::: RECORDED DATA :::

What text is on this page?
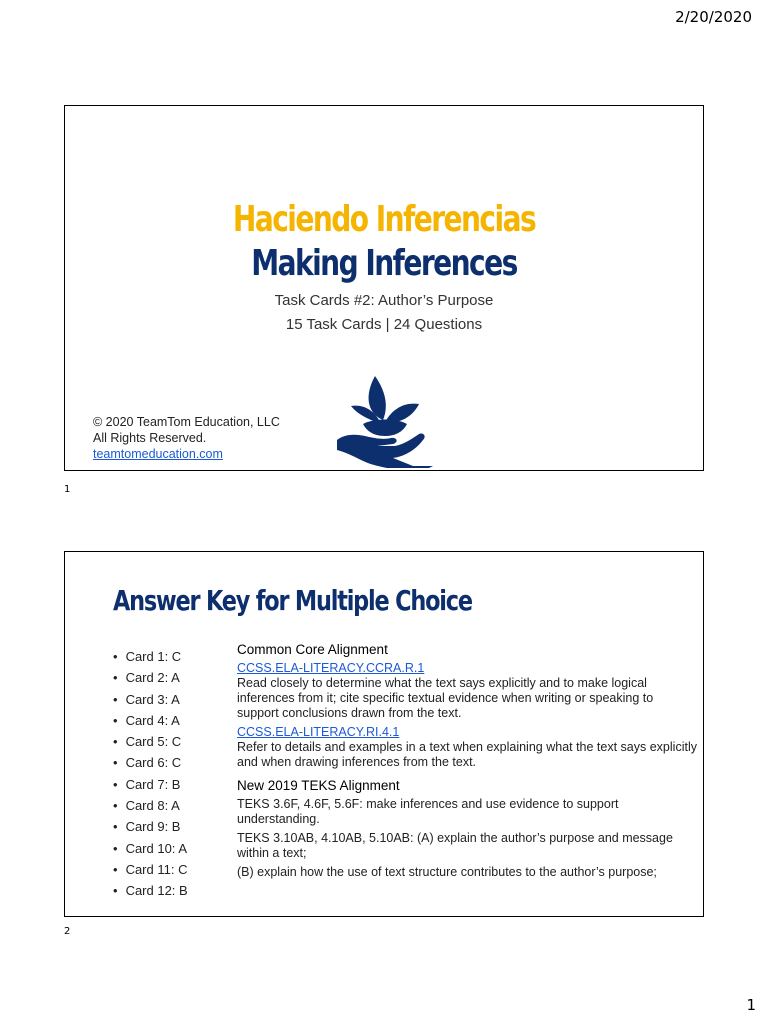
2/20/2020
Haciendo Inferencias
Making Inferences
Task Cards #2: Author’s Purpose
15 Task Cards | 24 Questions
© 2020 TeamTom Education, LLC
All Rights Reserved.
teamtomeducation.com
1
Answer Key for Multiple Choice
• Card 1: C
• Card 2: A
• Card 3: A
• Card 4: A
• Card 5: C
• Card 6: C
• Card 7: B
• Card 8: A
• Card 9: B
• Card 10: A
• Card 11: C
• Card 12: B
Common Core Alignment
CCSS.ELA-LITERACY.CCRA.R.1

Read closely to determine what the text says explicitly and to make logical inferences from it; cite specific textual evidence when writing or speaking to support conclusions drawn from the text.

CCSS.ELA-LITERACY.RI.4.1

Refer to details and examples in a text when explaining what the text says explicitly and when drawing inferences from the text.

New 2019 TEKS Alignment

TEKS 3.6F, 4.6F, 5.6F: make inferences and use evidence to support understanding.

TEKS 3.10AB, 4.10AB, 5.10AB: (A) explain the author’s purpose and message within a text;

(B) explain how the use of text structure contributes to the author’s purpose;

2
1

:::

- _INSTRUCTIONS TO FOLLOW_:
Output all the records, word for word, with no pictures in the copy.

- _COMPLETED EXERCISE_:
What text is on this page?
2/20/2020
Haciendo Inferencias
Making Inferences
Task Cards #2: Author’s Purpose
15 Task Cards | 24 Questions
© 2020 TeamTom Education, LLC
All Rights Reserved.
teamtomeducation.com
1
Answer Key for Multiple Choice
• Card 1: C
• Card 2: A
• Card 3: A
• Card 4: A
• Card 5: C
• Card 6: C
• Card 7: B
• Card 8: A
• Card 9: B
• Card 10: A
• Card 11: C
• Card 12: B
Common Core Alignment
CCSS.ELA-LITERACY.CCRA.R.1

Read closely to determine what the text says explicitly and to make logical inferences from it; cite specific textual evidence when writing or speaking to support conclusions drawn from the text.

CCSS.ELA-LITERACY.RI.4.1

Refer to details and examples in a text when explaining what the text says explicitly and when drawing inferences from the text.

New 2019 TEKS Alignment

TEKS 3.6F, 4.6F, 5.6F: make inferences and use evidence to support understanding.

TEKS 3.10AB, 4.10AB, 5.10AB: (A) explain the author’s purpose and message within a text;

(B) explain how the use of text structure contributes to the author’s purpose;

2
1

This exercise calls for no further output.